[start]
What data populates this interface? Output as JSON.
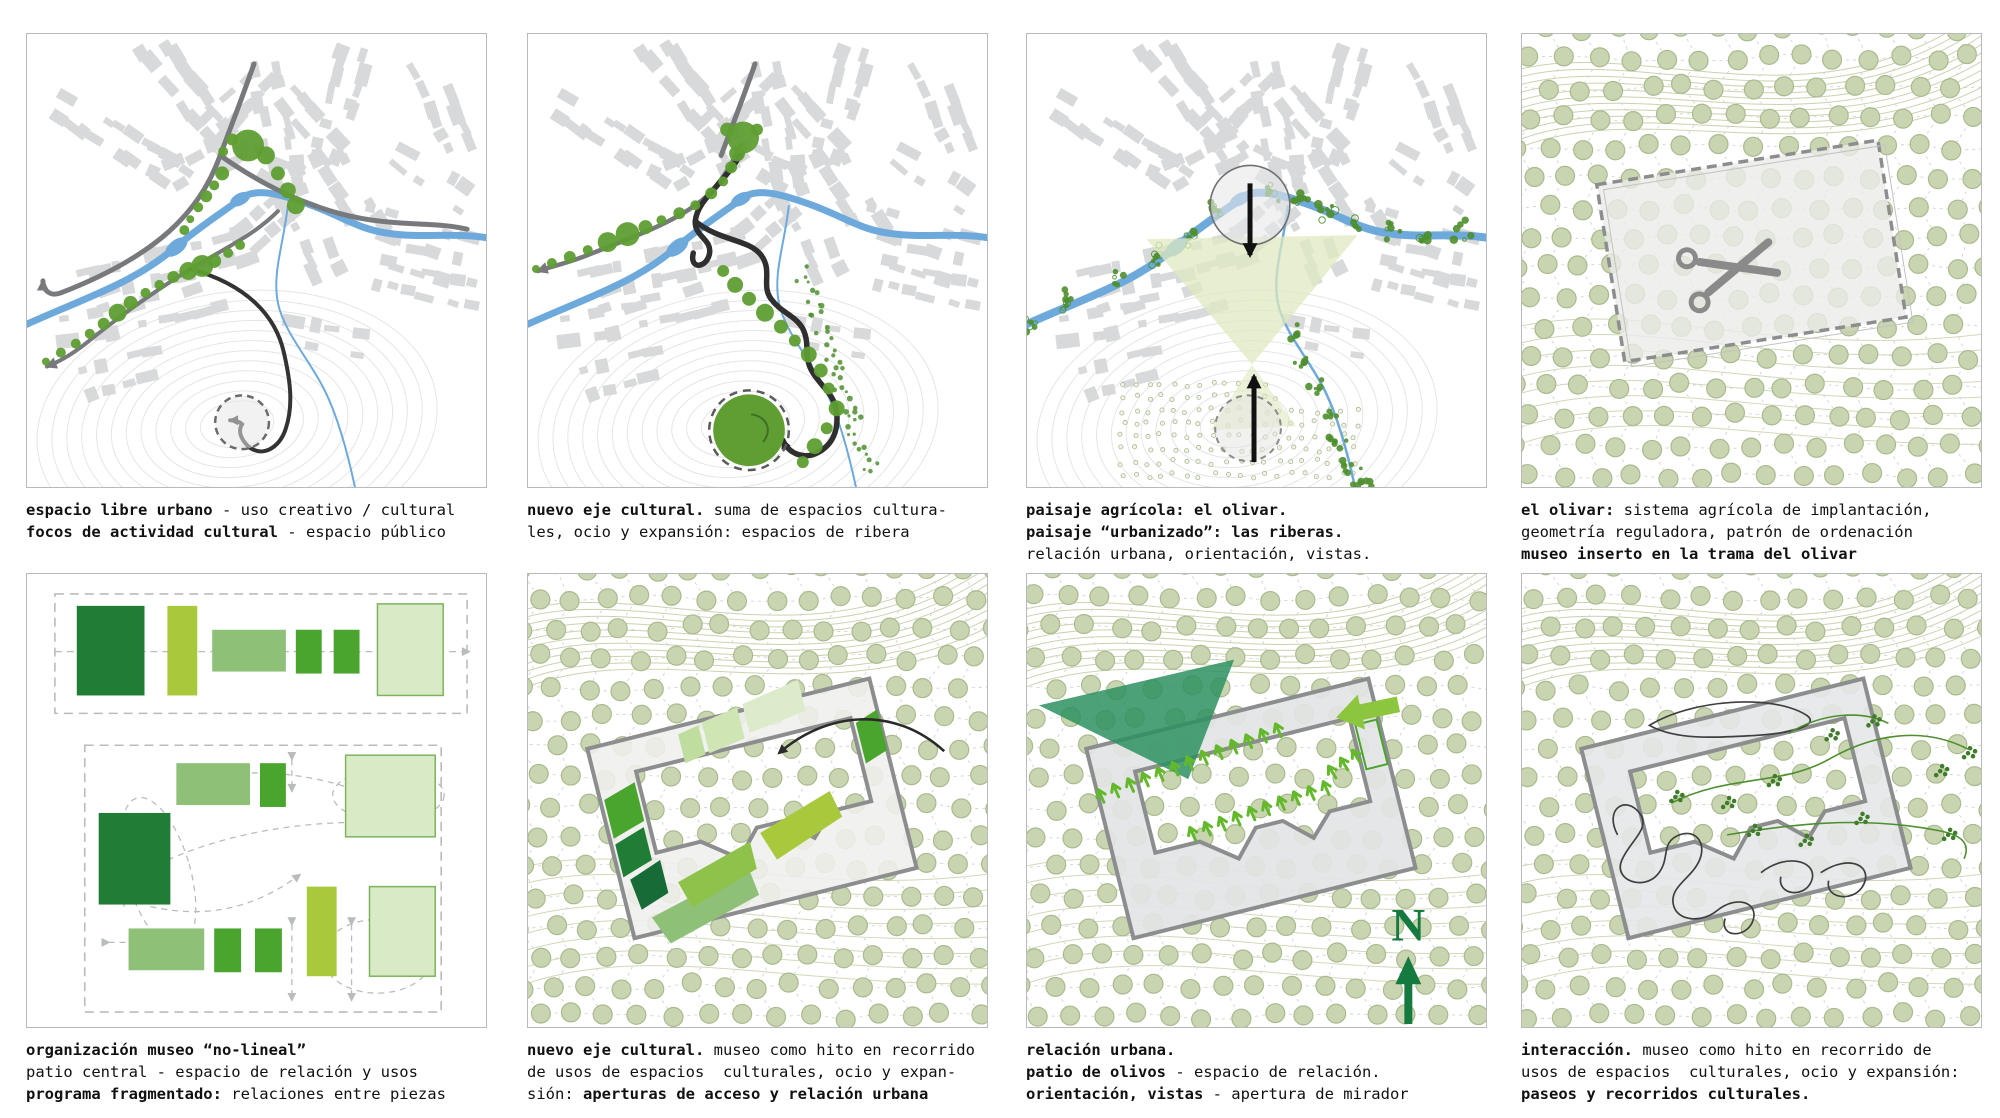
{
  "sheet_background": "#ffffff",
  "colors": {
    "building_gray": "#d7d9da",
    "road_gray": "#77797c",
    "river_blue": "#6ea9dc",
    "dot_green": "#5f9e32",
    "tree_green": "#4e8f2e",
    "olive_fill": "#c9d5b0",
    "olive_stroke": "#a9ba8e",
    "contour_olive": "#b9c394",
    "contour_gray": "#e4e5e5",
    "lattice_gray": "#d2d2d2",
    "site_gray": "#8b8d8e",
    "site_fill": "#ebebe9",
    "ink_black": "#2b2b2b",
    "view_triangle_dark": "#2d9160",
    "view_wedge_pale": "#dfe9c0",
    "arrow_small_green": "#63b92b",
    "arrow_big_green": "#8cc63f",
    "north_green": "#157a40",
    "museum_dark": "#1f7d36",
    "museum_lime": "#a9c93d",
    "museum_mid": "#8fc077",
    "museum_bright": "#4aa52e",
    "museum_pale": "#d9eac6",
    "museum_pale_stroke": "#7cb45c",
    "caption_ink": "#111111",
    "panel_border": "#b6babb",
    "dash_gray": "#b9bcbd"
  },
  "panels": [
    {
      "name": "espacio-libre-urbano",
      "caption": [
        [
          {
            "t": "espacio libre urbano",
            "b": 1
          },
          {
            "t": " - uso creativo / cultural",
            "b": 0
          }
        ],
        [
          {
            "t": "focos de actividad cultural",
            "b": 1
          },
          {
            "t": " - espacio público",
            "b": 0
          }
        ]
      ]
    },
    {
      "name": "nuevo-eje-cultural-urbano",
      "caption": [
        [
          {
            "t": "nuevo eje cultural.",
            "b": 1
          },
          {
            "t": " suma de espacios cultura-",
            "b": 0
          }
        ],
        [
          {
            "t": "les, ocio y expansión: espacios de ribera",
            "b": 0
          }
        ]
      ]
    },
    {
      "name": "paisaje-agricola",
      "caption": [
        [
          {
            "t": "paisaje agrícola: el olivar.",
            "b": 1
          }
        ],
        [
          {
            "t": "paisaje “urbanizado”: las riberas.",
            "b": 1
          }
        ],
        [
          {
            "t": "relación urbana, orientación, vistas.",
            "b": 0
          }
        ]
      ]
    },
    {
      "name": "el-olivar",
      "caption": [
        [
          {
            "t": "el olivar:",
            "b": 1
          },
          {
            "t": " sistema agrícola de implantación,",
            "b": 0
          }
        ],
        [
          {
            "t": "geometría reguladora, patrón de ordenación",
            "b": 0
          }
        ],
        [
          {
            "t": "museo inserto en la trama del olivar",
            "b": 1
          }
        ]
      ]
    },
    {
      "name": "organizacion-museo",
      "caption": [
        [
          {
            "t": "organización museo “no-lineal”",
            "b": 1
          }
        ],
        [
          {
            "t": "patio central - espacio de relación y usos",
            "b": 0
          }
        ],
        [
          {
            "t": "programa fragmentado:",
            "b": 1
          },
          {
            "t": " relaciones entre piezas",
            "b": 0
          }
        ]
      ]
    },
    {
      "name": "nuevo-eje-cultural-museo",
      "caption": [
        [
          {
            "t": "nuevo eje cultural.",
            "b": 1
          },
          {
            "t": " museo como hito en recorrido",
            "b": 0
          }
        ],
        [
          {
            "t": "de usos de espacios  culturales, ocio y expan-",
            "b": 0
          }
        ],
        [
          {
            "t": "sión: ",
            "b": 0
          },
          {
            "t": "aperturas de acceso y relación urbana",
            "b": 1
          }
        ]
      ]
    },
    {
      "name": "relacion-urbana",
      "north_label": "N",
      "caption": [
        [
          {
            "t": "relación urbana.",
            "b": 1
          }
        ],
        [
          {
            "t": "patio de olivos",
            "b": 1
          },
          {
            "t": " - espacio de relación.",
            "b": 0
          }
        ],
        [
          {
            "t": "orientación, vistas",
            "b": 1
          },
          {
            "t": " - apertura de mirador",
            "b": 0
          }
        ]
      ]
    },
    {
      "name": "interaccion",
      "caption": [
        [
          {
            "t": "interacción.",
            "b": 1
          },
          {
            "t": " museo como hito en recorrido de",
            "b": 0
          }
        ],
        [
          {
            "t": "usos de espacios  culturales, ocio y expansión:",
            "b": 0
          }
        ],
        [
          {
            "t": "paseos y recorridos culturales.",
            "b": 1
          }
        ]
      ]
    }
  ]
}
[end]
→ Job: Repeat the material above in full and exactly, omitting the pictures.

→ Complete output:
What data populates this interface? Output as JSON.
{
  "sheet_background": "#ffffff",
  "colors": {
    "building_gray": "#d7d9da",
    "road_gray": "#77797c",
    "river_blue": "#6ea9dc",
    "dot_green": "#5f9e32",
    "tree_green": "#4e8f2e",
    "olive_fill": "#c9d5b0",
    "olive_stroke": "#a9ba8e",
    "contour_olive": "#b9c394",
    "contour_gray": "#e4e5e5",
    "lattice_gray": "#d2d2d2",
    "site_gray": "#8b8d8e",
    "site_fill": "#ebebe9",
    "ink_black": "#2b2b2b",
    "view_triangle_dark": "#2d9160",
    "view_wedge_pale": "#dfe9c0",
    "arrow_small_green": "#63b92b",
    "arrow_big_green": "#8cc63f",
    "north_green": "#157a40",
    "museum_dark": "#1f7d36",
    "museum_lime": "#a9c93d",
    "museum_mid": "#8fc077",
    "museum_bright": "#4aa52e",
    "museum_pale": "#d9eac6",
    "museum_pale_stroke": "#7cb45c",
    "caption_ink": "#111111",
    "panel_border": "#b6babb",
    "dash_gray": "#b9bcbd"
  },
  "panels": [
    {
      "name": "espacio-libre-urbano",
      "caption": [
        [
          {
            "t": "espacio libre urbano",
            "b": 1
          },
          {
            "t": " - uso creativo / cultural",
            "b": 0
          }
        ],
        [
          {
            "t": "focos de actividad cultural",
            "b": 1
          },
          {
            "t": " - espacio público",
            "b": 0
          }
        ]
      ]
    },
    {
      "name": "nuevo-eje-cultural-urbano",
      "caption": [
        [
          {
            "t": "nuevo eje cultural.",
            "b": 1
          },
          {
            "t": " suma de espacios cultura-",
            "b": 0
          }
        ],
        [
          {
            "t": "les, ocio y expansión: espacios de ribera",
            "b": 0
          }
        ]
      ]
    },
    {
      "name": "paisaje-agricola",
      "caption": [
        [
          {
            "t": "paisaje agrícola: el olivar.",
            "b": 1
          }
        ],
        [
          {
            "t": "paisaje “urbanizado”: las riberas.",
            "b": 1
          }
        ],
        [
          {
            "t": "relación urbana, orientación, vistas.",
            "b": 0
          }
        ]
      ]
    },
    {
      "name": "el-olivar",
      "caption": [
        [
          {
            "t": "el olivar:",
            "b": 1
          },
          {
            "t": " sistema agrícola de implantación,",
            "b": 0
          }
        ],
        [
          {
            "t": "geometría reguladora, patrón de ordenación",
            "b": 0
          }
        ],
        [
          {
            "t": "museo inserto en la trama del olivar",
            "b": 1
          }
        ]
      ]
    },
    {
      "name": "organizacion-museo",
      "caption": [
        [
          {
            "t": "organización museo “no-lineal”",
            "b": 1
          }
        ],
        [
          {
            "t": "patio central - espacio de relación y usos",
            "b": 0
          }
        ],
        [
          {
            "t": "programa fragmentado:",
            "b": 1
          },
          {
            "t": " relaciones entre piezas",
            "b": 0
          }
        ]
      ]
    },
    {
      "name": "nuevo-eje-cultural-museo",
      "caption": [
        [
          {
            "t": "nuevo eje cultural.",
            "b": 1
          },
          {
            "t": " museo como hito en recorrido",
            "b": 0
          }
        ],
        [
          {
            "t": "de usos de espacios  culturales, ocio y expan-",
            "b": 0
          }
        ],
        [
          {
            "t": "sión: ",
            "b": 0
          },
          {
            "t": "aperturas de acceso y relación urbana",
            "b": 1
          }
        ]
      ]
    },
    {
      "name": "relacion-urbana",
      "north_label": "N",
      "caption": [
        [
          {
            "t": "relación urbana.",
            "b": 1
          }
        ],
        [
          {
            "t": "patio de olivos",
            "b": 1
          },
          {
            "t": " - espacio de relación.",
            "b": 0
          }
        ],
        [
          {
            "t": "orientación, vistas",
            "b": 1
          },
          {
            "t": " - apertura de mirador",
            "b": 0
          }
        ]
      ]
    },
    {
      "name": "interaccion",
      "caption": [
        [
          {
            "t": "interacción.",
            "b": 1
          },
          {
            "t": " museo como hito en recorrido de",
            "b": 0
          }
        ],
        [
          {
            "t": "usos de espacios  culturales, ocio y expansión:",
            "b": 0
          }
        ],
        [
          {
            "t": "paseos y recorridos culturales.",
            "b": 1
          }
        ]
      ]
    }
  ]
}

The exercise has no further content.